(Task objective) Print out the entries below with no edits.

(Rows)
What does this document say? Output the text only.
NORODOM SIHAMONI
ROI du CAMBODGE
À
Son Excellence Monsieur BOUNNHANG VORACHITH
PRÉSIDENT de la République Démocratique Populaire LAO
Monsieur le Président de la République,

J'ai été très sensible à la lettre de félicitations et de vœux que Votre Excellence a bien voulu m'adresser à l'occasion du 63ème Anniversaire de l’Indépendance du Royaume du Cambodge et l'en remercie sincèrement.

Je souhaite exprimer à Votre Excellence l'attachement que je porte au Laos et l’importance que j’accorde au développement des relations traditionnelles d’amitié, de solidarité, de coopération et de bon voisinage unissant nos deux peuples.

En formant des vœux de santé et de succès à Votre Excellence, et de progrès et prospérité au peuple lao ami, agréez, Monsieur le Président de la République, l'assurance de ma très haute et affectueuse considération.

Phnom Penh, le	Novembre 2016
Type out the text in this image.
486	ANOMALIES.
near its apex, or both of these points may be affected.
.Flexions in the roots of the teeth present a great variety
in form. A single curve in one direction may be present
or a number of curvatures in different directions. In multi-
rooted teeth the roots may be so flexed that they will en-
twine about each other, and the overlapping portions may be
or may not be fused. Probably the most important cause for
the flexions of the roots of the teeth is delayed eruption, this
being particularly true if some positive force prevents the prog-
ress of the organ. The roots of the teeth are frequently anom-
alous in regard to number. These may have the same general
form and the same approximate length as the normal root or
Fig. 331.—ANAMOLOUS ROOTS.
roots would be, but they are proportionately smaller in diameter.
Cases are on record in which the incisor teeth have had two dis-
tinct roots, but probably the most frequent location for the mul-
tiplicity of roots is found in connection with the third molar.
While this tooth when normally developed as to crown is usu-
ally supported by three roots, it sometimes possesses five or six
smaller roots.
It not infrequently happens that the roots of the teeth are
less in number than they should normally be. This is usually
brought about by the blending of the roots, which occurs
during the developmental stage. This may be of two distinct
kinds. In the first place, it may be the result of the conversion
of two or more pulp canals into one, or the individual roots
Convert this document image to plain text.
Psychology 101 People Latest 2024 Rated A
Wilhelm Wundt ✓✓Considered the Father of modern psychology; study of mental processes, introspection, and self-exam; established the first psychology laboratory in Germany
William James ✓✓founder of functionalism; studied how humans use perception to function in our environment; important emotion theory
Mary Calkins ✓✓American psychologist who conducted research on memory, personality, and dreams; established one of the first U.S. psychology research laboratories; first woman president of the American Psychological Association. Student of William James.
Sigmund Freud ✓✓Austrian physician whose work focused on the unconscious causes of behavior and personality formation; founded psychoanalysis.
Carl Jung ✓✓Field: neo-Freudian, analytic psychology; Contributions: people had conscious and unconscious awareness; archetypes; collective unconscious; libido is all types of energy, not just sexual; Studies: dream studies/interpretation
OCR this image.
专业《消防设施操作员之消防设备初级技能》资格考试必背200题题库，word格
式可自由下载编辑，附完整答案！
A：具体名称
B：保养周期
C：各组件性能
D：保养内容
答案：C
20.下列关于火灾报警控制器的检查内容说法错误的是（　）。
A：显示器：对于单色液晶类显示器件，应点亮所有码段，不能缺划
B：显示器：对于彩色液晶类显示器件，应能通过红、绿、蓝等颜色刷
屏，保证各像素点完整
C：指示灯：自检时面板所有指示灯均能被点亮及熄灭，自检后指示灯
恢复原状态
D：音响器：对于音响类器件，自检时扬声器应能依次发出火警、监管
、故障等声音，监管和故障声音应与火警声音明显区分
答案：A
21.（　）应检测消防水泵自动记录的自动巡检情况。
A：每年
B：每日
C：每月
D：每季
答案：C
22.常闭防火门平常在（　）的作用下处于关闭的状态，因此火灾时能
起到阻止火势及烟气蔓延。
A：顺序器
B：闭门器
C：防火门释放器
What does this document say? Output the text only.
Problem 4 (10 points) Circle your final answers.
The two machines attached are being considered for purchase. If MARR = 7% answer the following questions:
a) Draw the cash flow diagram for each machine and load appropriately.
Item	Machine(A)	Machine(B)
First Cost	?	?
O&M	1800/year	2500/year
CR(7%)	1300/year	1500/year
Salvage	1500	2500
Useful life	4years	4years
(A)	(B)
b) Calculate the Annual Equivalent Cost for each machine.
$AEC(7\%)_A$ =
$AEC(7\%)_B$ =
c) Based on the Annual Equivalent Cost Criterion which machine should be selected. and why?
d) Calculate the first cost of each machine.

(Solved problem)
What does this document say? Output the text only.
NORODOM SIHAMONI
ROI du CAMBODGE
À
Son Excellence Monsieur BOUNNHANG VORACHITH
PRÉSIDENT de la République Démocratique Populaire LAO
Monsieur le Président de la République,

J'ai été très sensible à la lettre de félicitations et de vœux que Votre Excellence a bien voulu m'adresser à l'occasion du 63ème Anniversaire de l’Indépendance du Royaume du Cambodge et l'en remercie sincèrement.

Je souhaite exprimer à Votre Excellence l'attachement que je porte au Laos et l’importance que j’accorde au développement des relations traditionnelles d’amitié, de solidarité, de coopération et de bon voisinage unissant nos deux peuples.

En formant des vœux de santé et de succès à Votre Excellence, et de progrès et prospérité au peuple lao ami, agréez, Monsieur le Président de la République, l'assurance de ma très haute et affectueuse considération.

Phnom Penh, le	Novembre 2016
Type out the text in this image.
486	ANOMALIES.
near its apex, or both of these points may be affected.
.Flexions in the roots of the teeth present a great variety
in form. A single curve in one direction may be present
or a number of curvatures in different directions. In multi-
rooted teeth the roots may be so flexed that they will en-
twine about each other, and the overlapping portions may be
or may not be fused. Probably the most important cause for
the flexions of the roots of the teeth is delayed eruption, this
being particularly true if some positive force prevents the prog-
ress of the organ. The roots of the teeth are frequently anom-
alous in regard to number. These may have the same general
form and the same approximate length as the normal root or
Fig. 331.—ANAMOLOUS ROOTS.
roots would be, but they are proportionately smaller in diameter.
Cases are on record in which the incisor teeth have had two dis-
tinct roots, but probably the most frequent location for the mul-
tiplicity of roots is found in connection with the third molar.
While this tooth when normally developed as to crown is usu-
ally supported by three roots, it sometimes possesses five or six
smaller roots.
It not infrequently happens that the roots of the teeth are
less in number than they should normally be. This is usually
brought about by the blending of the roots, which occurs
during the developmental stage. This may be of two distinct
kinds. In the first place, it may be the result of the conversion
of two or more pulp canals into one, or the individual roots
Convert this document image to plain text.
Psychology 101 People Latest 2024 Rated A
Wilhelm Wundt ✓✓Considered the Father of modern psychology; study of mental processes, introspection, and self-exam; established the first psychology laboratory in Germany
William James ✓✓founder of functionalism; studied how humans use perception to function in our environment; important emotion theory
Mary Calkins ✓✓American psychologist who conducted research on memory, personality, and dreams; established one of the first U.S. psychology research laboratories; first woman president of the American Psychological Association. Student of William James.
Sigmund Freud ✓✓Austrian physician whose work focused on the unconscious causes of behavior and personality formation; founded psychoanalysis.
Carl Jung ✓✓Field: neo-Freudian, analytic psychology; Contributions: people had conscious and unconscious awareness; archetypes; collective unconscious; libido is all types of energy, not just sexual; Studies: dream studies/interpretation
OCR this image.
专业《消防设施操作员之消防设备初级技能》资格考试必背200题题库，word格
式可自由下载编辑，附完整答案！
A：具体名称
B：保养周期
C：各组件性能
D：保养内容
答案：C
20.下列关于火灾报警控制器的检查内容说法错误的是（　）。
A：显示器：对于单色液晶类显示器件，应点亮所有码段，不能缺划
B：显示器：对于彩色液晶类显示器件，应能通过红、绿、蓝等颜色刷
屏，保证各像素点完整
C：指示灯：自检时面板所有指示灯均能被点亮及熄灭，自检后指示灯
恢复原状态
D：音响器：对于音响类器件，自检时扬声器应能依次发出火警、监管
、故障等声音，监管和故障声音应与火警声音明显区分
答案：A
21.（　）应检测消防水泵自动记录的自动巡检情况。
A：每年
B：每日
C：每月
D：每季
答案：C
22.常闭防火门平常在（　）的作用下处于关闭的状态，因此火灾时能
起到阻止火势及烟气蔓延。
A：顺序器
B：闭门器
C：防火门释放器
What does this document say? Output the text only.
Problem 4 (10 points) Circle your final answers.
The two machines attached are being considered for purchase. If MARR = 7% answer the following questions:
a) Draw the cash flow diagram for each machine and load appropriately.
Item	Machine(A)	Machine(B)
First Cost	?	?
O&M	1800/year	2500/year
CR(7%)	1300/year	1500/year
Salvage	1500	2500
Useful life	4years	4years
(A)	(B)
b) Calculate the Annual Equivalent Cost for each machine.
$AEC(7\%)_A$ =
$AEC(7\%)_B$ =
c) Based on the Annual Equivalent Cost Criterion which machine should be selected. and why?
d) Calculate the first cost of each machine.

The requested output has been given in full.